## WRITTEN INSTRUCTION
Set down each line of the data below exactly as it stands, dropping the pictures.

___

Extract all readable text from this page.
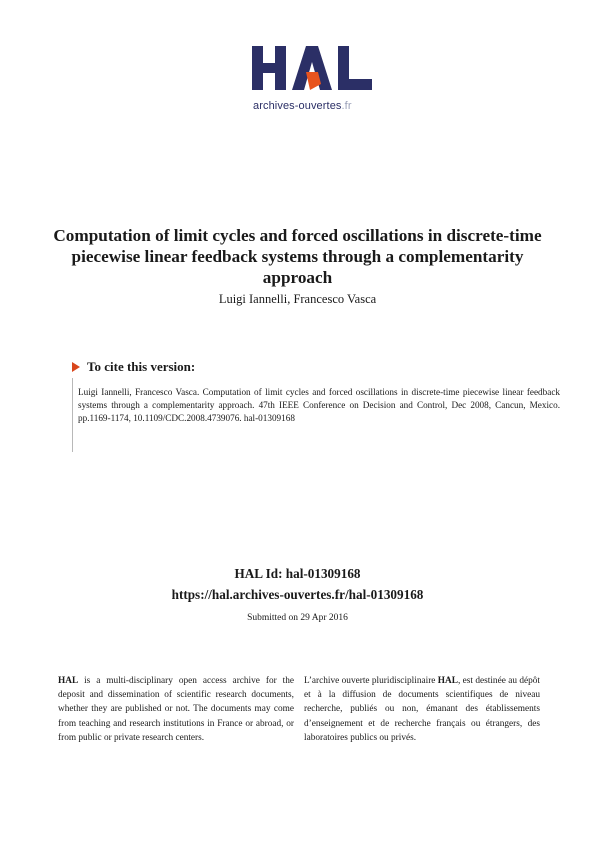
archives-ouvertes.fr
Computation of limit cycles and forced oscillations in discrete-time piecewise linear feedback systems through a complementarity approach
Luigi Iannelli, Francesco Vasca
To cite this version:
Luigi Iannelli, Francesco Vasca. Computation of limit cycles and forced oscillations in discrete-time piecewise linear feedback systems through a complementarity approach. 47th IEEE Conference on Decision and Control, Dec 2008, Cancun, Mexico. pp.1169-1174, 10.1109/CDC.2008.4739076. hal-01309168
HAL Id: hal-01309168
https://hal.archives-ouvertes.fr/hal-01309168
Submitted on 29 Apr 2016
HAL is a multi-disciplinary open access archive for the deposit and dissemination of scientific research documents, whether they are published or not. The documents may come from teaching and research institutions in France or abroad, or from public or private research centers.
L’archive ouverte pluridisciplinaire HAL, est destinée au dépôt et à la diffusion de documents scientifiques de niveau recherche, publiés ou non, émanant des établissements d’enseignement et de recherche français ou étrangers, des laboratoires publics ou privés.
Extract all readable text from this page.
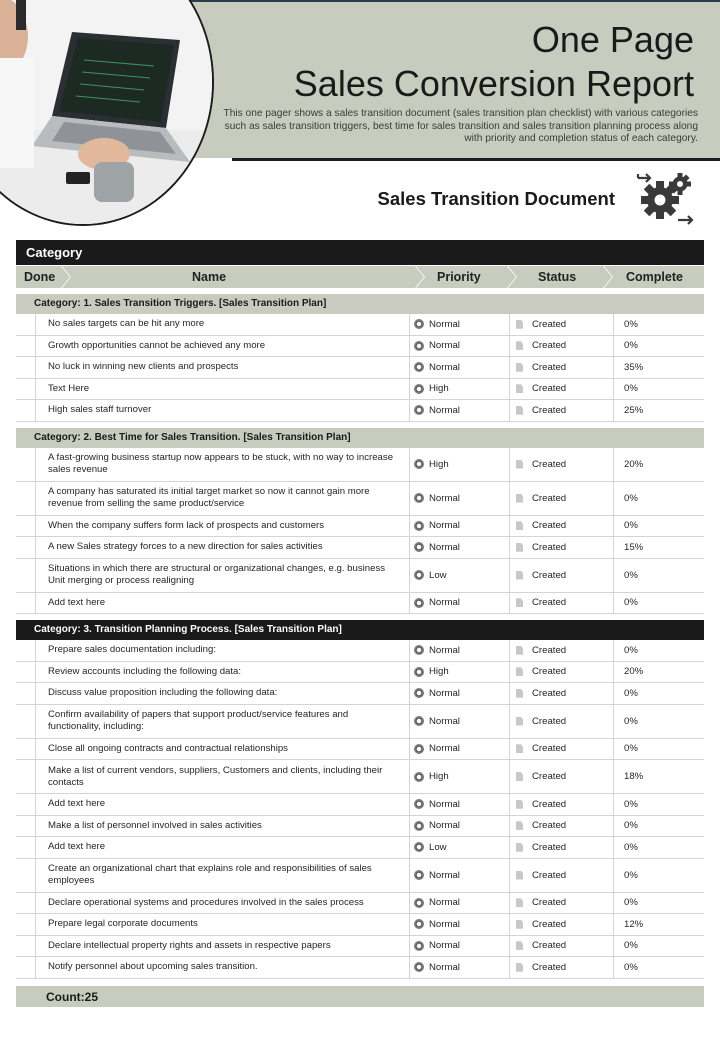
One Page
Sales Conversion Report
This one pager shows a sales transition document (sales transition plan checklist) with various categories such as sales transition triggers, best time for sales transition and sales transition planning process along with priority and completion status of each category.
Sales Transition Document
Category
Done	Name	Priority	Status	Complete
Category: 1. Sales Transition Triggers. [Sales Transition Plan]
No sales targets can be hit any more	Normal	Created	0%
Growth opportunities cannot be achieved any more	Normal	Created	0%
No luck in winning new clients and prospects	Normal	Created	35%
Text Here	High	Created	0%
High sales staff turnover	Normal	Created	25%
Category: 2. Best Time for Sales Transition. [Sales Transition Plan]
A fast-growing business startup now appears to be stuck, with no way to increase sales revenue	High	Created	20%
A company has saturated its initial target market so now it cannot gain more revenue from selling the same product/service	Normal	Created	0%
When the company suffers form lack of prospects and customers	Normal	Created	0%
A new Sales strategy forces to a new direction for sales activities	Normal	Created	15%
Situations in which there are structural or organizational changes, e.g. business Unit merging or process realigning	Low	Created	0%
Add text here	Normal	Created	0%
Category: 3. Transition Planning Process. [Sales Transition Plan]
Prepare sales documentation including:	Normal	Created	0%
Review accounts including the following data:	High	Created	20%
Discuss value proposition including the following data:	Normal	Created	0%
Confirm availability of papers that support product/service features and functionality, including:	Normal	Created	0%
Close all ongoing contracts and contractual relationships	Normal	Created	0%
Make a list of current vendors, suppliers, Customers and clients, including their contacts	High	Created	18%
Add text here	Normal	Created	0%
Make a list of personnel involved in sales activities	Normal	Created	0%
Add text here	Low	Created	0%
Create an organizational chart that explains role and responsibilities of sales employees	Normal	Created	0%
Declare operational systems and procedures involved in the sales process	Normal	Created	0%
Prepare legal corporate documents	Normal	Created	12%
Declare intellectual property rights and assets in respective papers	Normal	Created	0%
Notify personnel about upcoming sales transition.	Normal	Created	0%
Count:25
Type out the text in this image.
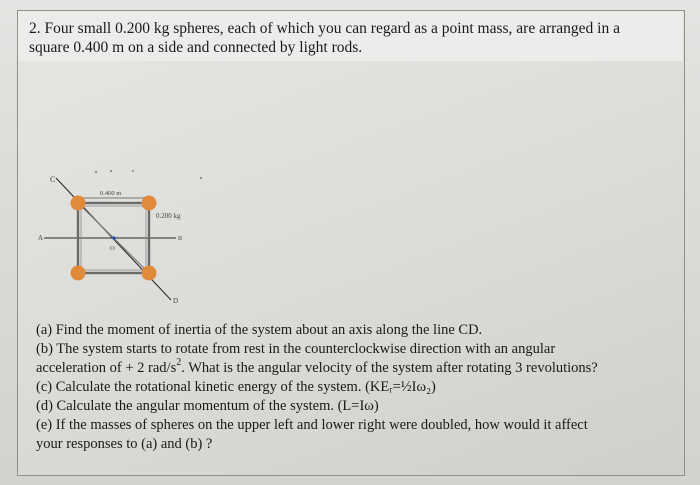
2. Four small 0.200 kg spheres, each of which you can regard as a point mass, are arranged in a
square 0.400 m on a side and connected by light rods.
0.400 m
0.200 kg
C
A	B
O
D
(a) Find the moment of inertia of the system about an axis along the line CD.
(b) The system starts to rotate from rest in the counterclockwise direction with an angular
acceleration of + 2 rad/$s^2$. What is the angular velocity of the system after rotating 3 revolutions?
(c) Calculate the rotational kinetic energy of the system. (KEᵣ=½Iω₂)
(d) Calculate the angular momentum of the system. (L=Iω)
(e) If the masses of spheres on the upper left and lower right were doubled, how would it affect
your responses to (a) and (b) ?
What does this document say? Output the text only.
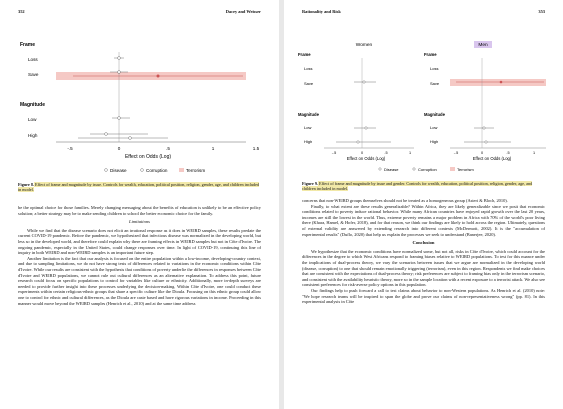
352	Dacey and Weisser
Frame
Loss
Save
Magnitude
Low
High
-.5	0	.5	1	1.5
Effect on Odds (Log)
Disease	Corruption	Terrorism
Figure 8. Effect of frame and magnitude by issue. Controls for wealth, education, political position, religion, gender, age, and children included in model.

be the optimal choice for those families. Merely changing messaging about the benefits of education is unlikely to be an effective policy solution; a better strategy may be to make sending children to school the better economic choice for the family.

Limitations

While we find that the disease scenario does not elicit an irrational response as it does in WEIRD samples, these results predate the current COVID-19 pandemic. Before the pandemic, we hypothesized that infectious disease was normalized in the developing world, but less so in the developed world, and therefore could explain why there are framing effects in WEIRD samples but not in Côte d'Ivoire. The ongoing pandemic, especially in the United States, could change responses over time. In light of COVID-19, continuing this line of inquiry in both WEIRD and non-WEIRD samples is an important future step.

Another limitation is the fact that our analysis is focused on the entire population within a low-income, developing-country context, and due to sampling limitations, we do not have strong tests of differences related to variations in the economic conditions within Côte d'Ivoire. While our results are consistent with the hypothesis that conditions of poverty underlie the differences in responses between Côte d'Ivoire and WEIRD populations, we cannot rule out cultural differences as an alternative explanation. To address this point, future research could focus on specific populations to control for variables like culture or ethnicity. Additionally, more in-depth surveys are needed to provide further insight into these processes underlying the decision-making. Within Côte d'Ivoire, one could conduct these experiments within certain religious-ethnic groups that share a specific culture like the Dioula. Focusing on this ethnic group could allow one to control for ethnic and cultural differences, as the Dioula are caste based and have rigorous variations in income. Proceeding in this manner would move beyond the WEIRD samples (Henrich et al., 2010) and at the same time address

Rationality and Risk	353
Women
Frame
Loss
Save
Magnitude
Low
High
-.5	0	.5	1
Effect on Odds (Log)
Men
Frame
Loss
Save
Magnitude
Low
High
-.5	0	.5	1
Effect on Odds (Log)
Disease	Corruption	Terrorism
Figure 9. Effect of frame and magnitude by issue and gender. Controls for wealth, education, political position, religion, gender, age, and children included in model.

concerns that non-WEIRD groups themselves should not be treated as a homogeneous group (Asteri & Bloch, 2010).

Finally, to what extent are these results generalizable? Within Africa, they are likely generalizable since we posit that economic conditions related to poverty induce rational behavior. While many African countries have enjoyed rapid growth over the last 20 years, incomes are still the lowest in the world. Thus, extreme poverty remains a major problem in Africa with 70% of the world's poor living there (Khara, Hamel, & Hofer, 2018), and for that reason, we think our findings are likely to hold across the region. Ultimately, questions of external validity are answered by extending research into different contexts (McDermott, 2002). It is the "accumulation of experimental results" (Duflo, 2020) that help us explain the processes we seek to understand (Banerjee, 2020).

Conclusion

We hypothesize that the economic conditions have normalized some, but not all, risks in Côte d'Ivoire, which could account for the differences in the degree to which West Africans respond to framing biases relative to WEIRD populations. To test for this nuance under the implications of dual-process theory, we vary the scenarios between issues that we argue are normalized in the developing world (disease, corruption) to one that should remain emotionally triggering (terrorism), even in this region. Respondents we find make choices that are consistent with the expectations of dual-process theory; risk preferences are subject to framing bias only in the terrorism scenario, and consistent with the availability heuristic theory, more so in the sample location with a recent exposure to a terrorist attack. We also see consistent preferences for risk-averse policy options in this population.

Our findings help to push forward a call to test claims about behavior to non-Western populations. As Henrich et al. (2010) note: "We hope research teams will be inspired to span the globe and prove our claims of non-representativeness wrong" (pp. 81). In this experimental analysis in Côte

___

## SOLUTION
Extract all readable text from this page.
archives-ouvertes.fr
Computation of limit cycles and forced oscillations in discrete-time piecewise linear feedback systems through a complementarity approach
Luigi Iannelli, Francesco Vasca
To cite this version:
Luigi Iannelli, Francesco Vasca. Computation of limit cycles and forced oscillations in discrete-time piecewise linear feedback systems through a complementarity approach. 47th IEEE Conference on Decision and Control, Dec 2008, Cancun, Mexico. pp.1169-1174, 10.1109/CDC.2008.4739076. hal-01309168
HAL Id: hal-01309168
https://hal.archives-ouvertes.fr/hal-01309168
Submitted on 29 Apr 2016
HAL is a multi-disciplinary open access archive for the deposit and dissemination of scientific research documents, whether they are published or not. The documents may come from teaching and research institutions in France or abroad, or from public or private research centers.
L’archive ouverte pluridisciplinaire HAL, est destinée au dépôt et à la diffusion de documents scientifiques de niveau recherche, publiés ou non, émanant des établissements d’enseignement et de recherche français ou étrangers, des laboratoires publics ou privés.
Extract all readable text from this page.
One Page
Sales Conversion Report
This one pager shows a sales transition document (sales transition plan checklist) with various categories such as sales transition triggers, best time for sales transition and sales transition planning process along with priority and completion status of each category.
Sales Transition Document
Category
Done	Name	Priority	Status	Complete
Category: 1. Sales Transition Triggers. [Sales Transition Plan]
No sales targets can be hit any more	Normal	Created	0%
Growth opportunities cannot be achieved any more	Normal	Created	0%
No luck in winning new clients and prospects	Normal	Created	35%
Text Here	High	Created	0%
High sales staff turnover	Normal	Created	25%
Category: 2. Best Time for Sales Transition. [Sales Transition Plan]
A fast-growing business startup now appears to be stuck, with no way to increase sales revenue	High	Created	20%
A company has saturated its initial target market so now it cannot gain more revenue from selling the same product/service	Normal	Created	0%
When the company suffers form lack of prospects and customers	Normal	Created	0%
A new Sales strategy forces to a new direction for sales activities	Normal	Created	15%
Situations in which there are structural or organizational changes, e.g. business Unit merging or process realigning	Low	Created	0%
Add text here	Normal	Created	0%
Category: 3. Transition Planning Process. [Sales Transition Plan]
Prepare sales documentation including:	Normal	Created	0%
Review accounts including the following data:	High	Created	20%
Discuss value proposition including the following data:	Normal	Created	0%
Confirm availability of papers that support product/service features and functionality, including:	Normal	Created	0%
Close all ongoing contracts and contractual relationships	Normal	Created	0%
Make a list of current vendors, suppliers, Customers and clients, including their contacts	High	Created	18%
Add text here	Normal	Created	0%
Make a list of personnel involved in sales activities	Normal	Created	0%
Add text here	Low	Created	0%
Create an organizational chart that explains role and responsibilities of sales employees	Normal	Created	0%
Declare operational systems and procedures involved in the sales process	Normal	Created	0%
Prepare legal corporate documents	Normal	Created	12%
Declare intellectual property rights and assets in respective papers	Normal	Created	0%
Notify personnel about upcoming sales transition.	Normal	Created	0%
Count:25
Type out the text in this image.
2. Four small 0.200 kg spheres, each of which you can regard as a point mass, are arranged in a
square 0.400 m on a side and connected by light rods.
0.400 m
0.200 kg
C
A	B
O
D
(a) Find the moment of inertia of the system about an axis along the line CD.
(b) The system starts to rotate from rest in the counterclockwise direction with an angular
acceleration of + 2 rad/$s^2$. What is the angular velocity of the system after rotating 3 revolutions?
(c) Calculate the rotational kinetic energy of the system. (KEᵣ=½Iω₂)
(d) Calculate the angular momentum of the system. (L=Iω)
(e) If the masses of spheres on the upper left and lower right were doubled, how would it affect
your responses to (a) and (b) ?
What does this document say? Output the text only.
352	Dacey and Weisser
Frame
Loss
Save
Magnitude
Low
High
-.5	0	.5	1	1.5
Effect on Odds (Log)
Disease	Corruption	Terrorism
Figure 8. Effect of frame and magnitude by issue. Controls for wealth, education, political position, religion, gender, age, and children included in model.

be the optimal choice for those families. Merely changing messaging about the benefits of education is unlikely to be an effective policy solution; a better strategy may be to make sending children to school the better economic choice for the family.

Limitations

While we find that the disease scenario does not elicit an irrational response as it does in WEIRD samples, these results predate the current COVID-19 pandemic. Before the pandemic, we hypothesized that infectious disease was normalized in the developing world, but less so in the developed world, and therefore could explain why there are framing effects in WEIRD samples but not in Côte d'Ivoire. The ongoing pandemic, especially in the United States, could change responses over time. In light of COVID-19, continuing this line of inquiry in both WEIRD and non-WEIRD samples is an important future step.

Another limitation is the fact that our analysis is focused on the entire population within a low-income, developing-country context, and due to sampling limitations, we do not have strong tests of differences related to variations in the economic conditions within Côte d'Ivoire. While our results are consistent with the hypothesis that conditions of poverty underlie the differences in responses between Côte d'Ivoire and WEIRD populations, we cannot rule out cultural differences as an alternative explanation. To address this point, future research could focus on specific populations to control for variables like culture or ethnicity. Additionally, more in-depth surveys are needed to provide further insight into these processes underlying the decision-making. Within Côte d'Ivoire, one could conduct these experiments within certain religious-ethnic groups that share a specific culture like the Dioula. Focusing on this ethnic group could allow one to control for ethnic and cultural differences, as the Dioula are caste based and have rigorous variations in income. Proceeding in this manner would move beyond the WEIRD samples (Henrich et al., 2010) and at the same time address

Rationality and Risk	353
Women
Frame
Loss
Save
Magnitude
Low
High
-.5	0	.5	1
Effect on Odds (Log)
Men
Frame
Loss
Save
Magnitude
Low
High
-.5	0	.5	1
Effect on Odds (Log)
Disease	Corruption	Terrorism
Figure 9. Effect of frame and magnitude by issue and gender. Controls for wealth, education, political position, religion, gender, age, and children included in model.

concerns that non-WEIRD groups themselves should not be treated as a homogeneous group (Asteri & Bloch, 2010).

Finally, to what extent are these results generalizable? Within Africa, they are likely generalizable since we posit that economic conditions related to poverty induce rational behavior. While many African countries have enjoyed rapid growth over the last 20 years, incomes are still the lowest in the world. Thus, extreme poverty remains a major problem in Africa with 70% of the world's poor living there (Khara, Hamel, & Hofer, 2018), and for that reason, we think our findings are likely to hold across the region. Ultimately, questions of external validity are answered by extending research into different contexts (McDermott, 2002). It is the "accumulation of experimental results" (Duflo, 2020) that help us explain the processes we seek to understand (Banerjee, 2020).

Conclusion

We hypothesize that the economic conditions have normalized some, but not all, risks in Côte d'Ivoire, which could account for the differences in the degree to which West Africans respond to framing biases relative to WEIRD populations. To test for this nuance under the implications of dual-process theory, we vary the scenarios between issues that we argue are normalized in the developing world (disease, corruption) to one that should remain emotionally triggering (terrorism), even in this region. Respondents we find make choices that are consistent with the expectations of dual-process theory; risk preferences are subject to framing bias only in the terrorism scenario, and consistent with the availability heuristic theory, more so in the sample location with a recent exposure to a terrorist attack. We also see consistent preferences for risk-averse policy options in this population.

Our findings help to push forward a call to test claims about behavior to non-Western populations. As Henrich et al. (2010) note: "We hope research teams will be inspired to span the globe and prove our claims of non-representativeness wrong" (pp. 81). In this experimental analysis in Côte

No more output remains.